▶ [WHAT TO PRODUCE]: Please output every line of the material as it stands, without the pictures.

▶ [DATA RECORDS]:
■ ■ ■ ■ ■ ■ ■
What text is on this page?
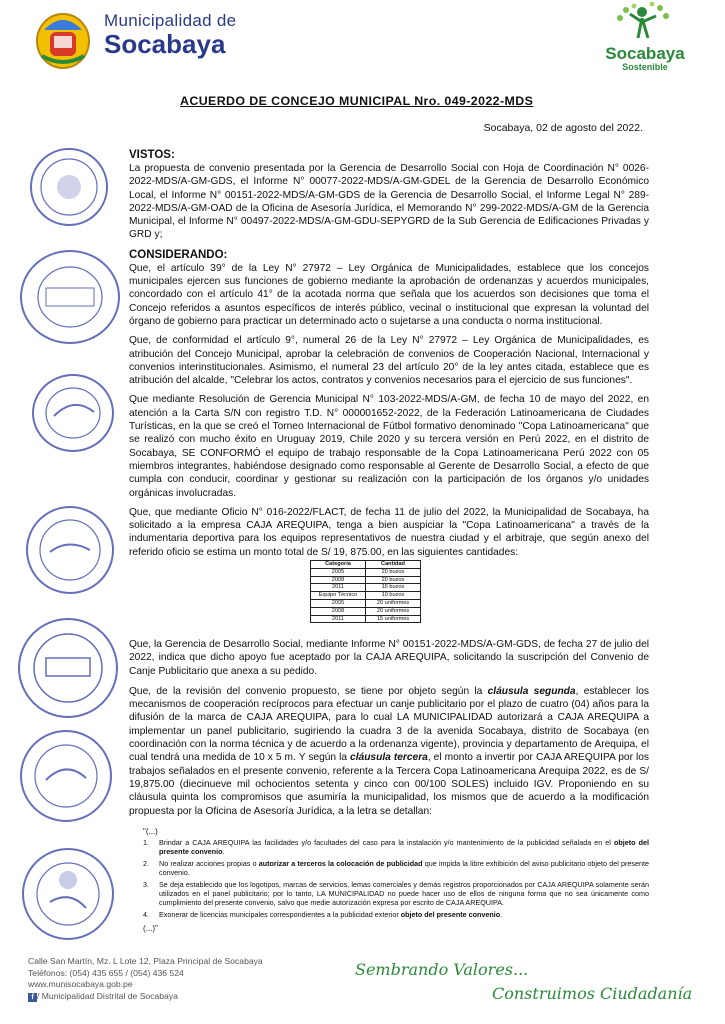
Municipalidad de
Socabaya	Socabaya
Sostenible
ACUERDO DE CONCEJO MUNICIPAL Nro. 049-2022-MDS
Socabaya, 02 de agosto del 2022.

VISTOS:

La propuesta de convenio presentada por la Gerencia de Desarrollo Social con Hoja de Coordinación N° 0026-2022-MDS/A-GM-GDS, el Informe N° 00077-2022-MDS/A-GM-GDEL de la Gerencia de Desarrollo Económico Local, el Informe N° 00151-2022-MDS/A-GM-GDS de la Gerencia de Desarrollo Social, el Informe Legal N° 289-2022-MDS/A-GM-OAD de la Oficina de Asesoría Jurídica, el Memorando N° 299-2022-MDS/A-GM de la Gerencia Municipal, el Informe N° 00497-2022-MDS/A-GM-GDU-SEPYGRD de la Sub Gerencia de Edificaciones Privadas y GRD y;

CONSIDERANDO:

Que, el artículo 39° de la Ley N° 27972 – Ley Orgánica de Municipalidades, establece que los concejos municipales ejercen sus funciones de gobierno mediante la aprobación de ordenanzas y acuerdos municipales, concordado con el artículo 41° de la acotada norma que señala que los acuerdos son decisiones que toma el Concejo referidos a asuntos específicos de interés público, vecinal o institucional que expresan la voluntad del órgano de gobierno para practicar un determinado acto o sujetarse a una conducta o norma institucional.

Que, de conformidad el artículo 9°, numeral 26 de la Ley N° 27972 – Ley Orgánica de Municipalidades, es atribución del Concejo Municipal, aprobar la celebración de convenios de Cooperación Nacional, Internacional y convenios interinstitucionales. Asimismo, el numeral 23 del artículo 20° de la ley antes citada, establece que es atribución del alcalde, "Celebrar los actos, contratos y convenios necesarios para el ejercicio de sus funciones".

Que mediante Resolución de Gerencia Municipal N° 103-2022-MDS/A-GM, de fecha 10 de mayo del 2022, en atención a la Carta S/N con registro T.D. N° 000001652-2022, de la Federación Latinoamericana de Ciudades Turísticas, en la que se creó el Torneo Internacional de Fútbol formativo denominado "Copa Latinoamericana" que se realizó con mucho éxito en Uruguay 2019, Chile 2020 y su tercera versión en Perú 2022, en el distrito de Socabaya, SE CONFORMÓ el equipo de trabajo responsable de la Copa Latinoamericana Perú 2022 con 05 miembros integrantes, habiéndose designado como responsable al Gerente de Desarrollo Social, a efecto de que cumpla con conducir, coordinar y gestionar su realización con la participación de los órganos y/o unidades orgánicas involucradas.

Que, que mediante Oficio N° 016-2022/FLACT, de fecha 11 de julio del 2022, la Municipalidad de Socabaya, ha solicitado a la empresa CAJA AREQUIPA, tenga a bien auspiciar la "Copa Latinoamericana" a través de la indumentaria deportiva para los equipos representativos de nuestra ciudad y el arbitraje, que según anexo del referido oficio se estima un monto total de S/ 19, 875.00, en las siguientes cantidades:

Categoría	Cantidad
2005	20 buzos
2008	20 buzos
2011	15 buzos
Equipo Técnico	10 buzos
2005	20 uniformes
2008	20 uniformes
2011	15 uniformes

Que, la Gerencia de Desarrollo Social, mediante Informe N° 00151-2022-MDS/A-GM-GDS, de fecha 27 de julio del 2022, indica que dicho apoyo fue aceptado por la CAJA AREQUIPA, solicitando la suscripción del Convenio de Canje Publicitario que anexa a su pedido.

Que, de la revisión del convenio propuesto, se tiene por objeto según la cláusula segunda, establecer los mecanismos de cooperación recíprocos para efectuar un canje publicitario por el plazo de cuatro (04) años para la difusión de la marca de CAJA AREQUIPA, para lo cual LA MUNICIPALIDAD autorizará a CAJA AREQUIPA a implementar un panel publicitario, sugiriendo la cuadra 3 de la avenida Socabaya, distrito de Socabaya (en coordinación con la norma técnica y de acuerdo a la ordenanza vigente), provincia y departamento de Arequipa, el cual tendrá una medida de 10 x 5 m. Y según la cláusula tercera, el monto a invertir por CAJA AREQUIPA por los trabajos señalados en el presente convenio, referente a la Tercera Copa Latinoamericana Arequipa 2022, es de S/ 19,875.00 (diecinueve mil ochocientos setenta y cinco con 00/100 SOLES) incluido IGV. Proponiendo en su cláusula quinta los compromisos que asumiría la municipalidad, los mismos que de acuerdo a la modificación propuesta por la Oficina de Asesoría Jurídica, a la letra se detallan:

"(...)
1. Brindar a CAJA AREQUIPA las facilidades y/o facultades del caso para la instalación y/o mantenimiento de la publicidad señalada en el objeto del presente convenio.
2. No realizar acciones propias o autorizar a terceros la colocación de publicidad que impida la libre exhibición del aviso publicitario objeto del presente convenio.
3. Se deja establecido que los logotipos, marcas de servicios, lemas comerciales y demás registros proporcionados por CAJA AREQUIPA solamente serán utilizados en el panel publicitario; por lo tanto, LA MUNICIPALIDAD no puede hacer uso de ellos de ninguna forma que no sea únicamente como cumplimiento del presente convenio, salvo que medie autorización expresa por escrito de CAJA AREQUIPA.
4. Exonerar de licencias municipales correspondientes a la publicidad exterior objeto del presente convenio.
(...)"
Calle San Martín, Mz. L Lote 12, Plaza Principal de Socabaya
Teléfonos: (054) 435 655 / (054) 436 524
www.munisocabaya.gob.pe
f / Municipalidad Distrital de Socabaya
Sembrando Valores...
Construimos Ciudadanía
■ ■ ■ ■ ■ ■ ■
▶ [WORKED SOLUTION]:
What text is on this page?
Municipalidad de
Socabaya	Socabaya
Sostenible
ACUERDO DE CONCEJO MUNICIPAL Nro. 049-2022-MDS
Socabaya, 02 de agosto del 2022.

VISTOS:

La propuesta de convenio presentada por la Gerencia de Desarrollo Social con Hoja de Coordinación N° 0026-2022-MDS/A-GM-GDS, el Informe N° 00077-2022-MDS/A-GM-GDEL de la Gerencia de Desarrollo Económico Local, el Informe N° 00151-2022-MDS/A-GM-GDS de la Gerencia de Desarrollo Social, el Informe Legal N° 289-2022-MDS/A-GM-OAD de la Oficina de Asesoría Jurídica, el Memorando N° 299-2022-MDS/A-GM de la Gerencia Municipal, el Informe N° 00497-2022-MDS/A-GM-GDU-SEPYGRD de la Sub Gerencia de Edificaciones Privadas y GRD y;

CONSIDERANDO:

Que, el artículo 39° de la Ley N° 27972 – Ley Orgánica de Municipalidades, establece que los concejos municipales ejercen sus funciones de gobierno mediante la aprobación de ordenanzas y acuerdos municipales, concordado con el artículo 41° de la acotada norma que señala que los acuerdos son decisiones que toma el Concejo referidos a asuntos específicos de interés público, vecinal o institucional que expresan la voluntad del órgano de gobierno para practicar un determinado acto o sujetarse a una conducta o norma institucional.

Que, de conformidad el artículo 9°, numeral 26 de la Ley N° 27972 – Ley Orgánica de Municipalidades, es atribución del Concejo Municipal, aprobar la celebración de convenios de Cooperación Nacional, Internacional y convenios interinstitucionales. Asimismo, el numeral 23 del artículo 20° de la ley antes citada, establece que es atribución del alcalde, "Celebrar los actos, contratos y convenios necesarios para el ejercicio de sus funciones".

Que mediante Resolución de Gerencia Municipal N° 103-2022-MDS/A-GM, de fecha 10 de mayo del 2022, en atención a la Carta S/N con registro T.D. N° 000001652-2022, de la Federación Latinoamericana de Ciudades Turísticas, en la que se creó el Torneo Internacional de Fútbol formativo denominado "Copa Latinoamericana" que se realizó con mucho éxito en Uruguay 2019, Chile 2020 y su tercera versión en Perú 2022, en el distrito de Socabaya, SE CONFORMÓ el equipo de trabajo responsable de la Copa Latinoamericana Perú 2022 con 05 miembros integrantes, habiéndose designado como responsable al Gerente de Desarrollo Social, a efecto de que cumpla con conducir, coordinar y gestionar su realización con la participación de los órganos y/o unidades orgánicas involucradas.

Que, que mediante Oficio N° 016-2022/FLACT, de fecha 11 de julio del 2022, la Municipalidad de Socabaya, ha solicitado a la empresa CAJA AREQUIPA, tenga a bien auspiciar la "Copa Latinoamericana" a través de la indumentaria deportiva para los equipos representativos de nuestra ciudad y el arbitraje, que según anexo del referido oficio se estima un monto total de S/ 19, 875.00, en las siguientes cantidades:

Categoría	Cantidad
2005	20 buzos
2008	20 buzos
2011	15 buzos
Equipo Técnico	10 buzos
2005	20 uniformes
2008	20 uniformes
2011	15 uniformes

Que, la Gerencia de Desarrollo Social, mediante Informe N° 00151-2022-MDS/A-GM-GDS, de fecha 27 de julio del 2022, indica que dicho apoyo fue aceptado por la CAJA AREQUIPA, solicitando la suscripción del Convenio de Canje Publicitario que anexa a su pedido.

Que, de la revisión del convenio propuesto, se tiene por objeto según la cláusula segunda, establecer los mecanismos de cooperación recíprocos para efectuar un canje publicitario por el plazo de cuatro (04) años para la difusión de la marca de CAJA AREQUIPA, para lo cual LA MUNICIPALIDAD autorizará a CAJA AREQUIPA a implementar un panel publicitario, sugiriendo la cuadra 3 de la avenida Socabaya, distrito de Socabaya (en coordinación con la norma técnica y de acuerdo a la ordenanza vigente), provincia y departamento de Arequipa, el cual tendrá una medida de 10 x 5 m. Y según la cláusula tercera, el monto a invertir por CAJA AREQUIPA por los trabajos señalados en el presente convenio, referente a la Tercera Copa Latinoamericana Arequipa 2022, es de S/ 19,875.00 (diecinueve mil ochocientos setenta y cinco con 00/100 SOLES) incluido IGV. Proponiendo en su cláusula quinta los compromisos que asumiría la municipalidad, los mismos que de acuerdo a la modificación propuesta por la Oficina de Asesoría Jurídica, a la letra se detallan:

"(...)
1. Brindar a CAJA AREQUIPA las facilidades y/o facultades del caso para la instalación y/o mantenimiento de la publicidad señalada en el objeto del presente convenio.
2. No realizar acciones propias o autorizar a terceros la colocación de publicidad que impida la libre exhibición del aviso publicitario objeto del presente convenio.
3. Se deja establecido que los logotipos, marcas de servicios, lemas comerciales y demás registros proporcionados por CAJA AREQUIPA solamente serán utilizados en el panel publicitario; por lo tanto, LA MUNICIPALIDAD no puede hacer uso de ellos de ninguna forma que no sea únicamente como cumplimiento del presente convenio, salvo que medie autorización expresa por escrito de CAJA AREQUIPA.
4. Exonerar de licencias municipales correspondientes a la publicidad exterior objeto del presente convenio.
(...)"
Calle San Martín, Mz. L Lote 12, Plaza Principal de Socabaya
Teléfonos: (054) 435 655 / (054) 436 524
www.munisocabaya.gob.pe
f / Municipalidad Distrital de Socabaya
Sembrando Valores...
Construimos Ciudadanía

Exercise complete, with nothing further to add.